What you will do:
Omit every picture and write out the rest of the records exactly.
[begin The records]
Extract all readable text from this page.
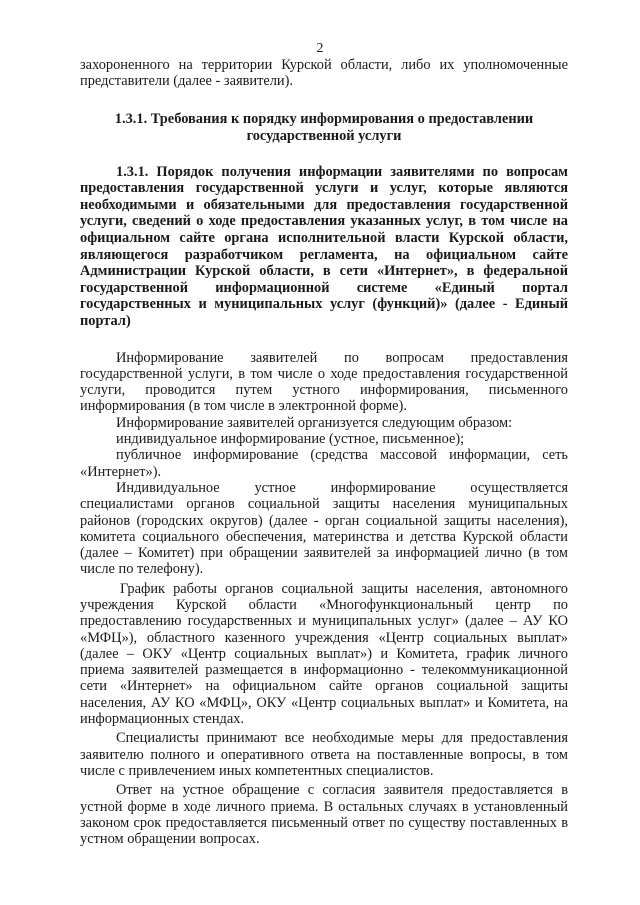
2

захороненного на территории Курской области, либо их уполномоченные представители (далее - заявители).

1.3.1. Требования к порядку информирования о предоставлении государственной услуги

1.3.1. Порядок получения информации заявителями по вопросам предоставления государственной услуги и услуг, которые являются необходимыми и обязательными для предоставления государственной услуги, сведений о ходе предоставления указанных услуг, в том числе на официальном сайте органа исполнительной власти Курской области, являющегося разработчиком регламента, на официальном сайте Администрации Курской области, в сети «Интернет», в федеральной государственной информационной системе «Единый портал государственных и муниципальных услуг (функций)» (далее - Единый портал)

Информирование заявителей по вопросам предоставления государственной услуги, в том числе о ходе предоставления государственной услуги, проводится путем устного информирования, письменного информирования (в том числе в электронной форме).

Информирование заявителей организуется следующим образом:

индивидуальное информирование (устное, письменное);

публичное информирование (средства массовой информации, сеть «Интернет»).

Индивидуальное устное информирование осуществляется специалистами органов социальной защиты населения муниципальных районов (городских округов) (далее - орган социальной защиты населения), комитета социального обеспечения, материнства и детства Курской области (далее – Комитет) при обращении заявителей за информацией лично (в том числе по телефону).

График работы органов социальной защиты населения, автономного учреждения Курской области «Многофункциональный центр по предоставлению государственных и муниципальных услуг» (далее – АУ КО «МФЦ»), областного казенного учреждения «Центр социальных выплат» (далее – ОКУ «Центр социальных выплат») и Комитета, график личного приема заявителей размещается в информационно - телекоммуникационной сети «Интернет» на официальном сайте органов социальной защиты населения, АУ КО «МФЦ», ОКУ «Центр социальных выплат» и Комитета, на информационных стендах.

Специалисты принимают все необходимые меры для предоставления заявителю полного и оперативного ответа на поставленные вопросы, в том числе с привлечением иных компетентных специалистов.

Ответ на устное обращение с согласия заявителя предоставляется в устной форме в ходе личного приема. В остальных случаях в установленный законом срок предоставляется письменный ответ по существу поставленных в устном обращении вопросах.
[end The records]
Answer to this task:
Extract all readable text from this page.
2

захороненного на территории Курской области, либо их уполномоченные представители (далее - заявители).

1.3.1. Требования к порядку информирования о предоставлении государственной услуги

1.3.1. Порядок получения информации заявителями по вопросам предоставления государственной услуги и услуг, которые являются необходимыми и обязательными для предоставления государственной услуги, сведений о ходе предоставления указанных услуг, в том числе на официальном сайте органа исполнительной власти Курской области, являющегося разработчиком регламента, на официальном сайте Администрации Курской области, в сети «Интернет», в федеральной государственной информационной системе «Единый портал государственных и муниципальных услуг (функций)» (далее - Единый портал)

Информирование заявителей по вопросам предоставления государственной услуги, в том числе о ходе предоставления государственной услуги, проводится путем устного информирования, письменного информирования (в том числе в электронной форме).

Информирование заявителей организуется следующим образом:

индивидуальное информирование (устное, письменное);

публичное информирование (средства массовой информации, сеть «Интернет»).

Индивидуальное устное информирование осуществляется специалистами органов социальной защиты населения муниципальных районов (городских округов) (далее - орган социальной защиты населения), комитета социального обеспечения, материнства и детства Курской области (далее – Комитет) при обращении заявителей за информацией лично (в том числе по телефону).

График работы органов социальной защиты населения, автономного учреждения Курской области «Многофункциональный центр по предоставлению государственных и муниципальных услуг» (далее – АУ КО «МФЦ»), областного казенного учреждения «Центр социальных выплат» (далее – ОКУ «Центр социальных выплат») и Комитета, график личного приема заявителей размещается в информационно - телекоммуникационной сети «Интернет» на официальном сайте органов социальной защиты населения, АУ КО «МФЦ», ОКУ «Центр социальных выплат» и Комитета, на информационных стендах.

Специалисты принимают все необходимые меры для предоставления заявителю полного и оперативного ответа на поставленные вопросы, в том числе с привлечением иных компетентных специалистов.

Ответ на устное обращение с согласия заявителя предоставляется в устной форме в ходе личного приема. В остальных случаях в установленный законом срок предоставляется письменный ответ по существу поставленных в устном обращении вопросах.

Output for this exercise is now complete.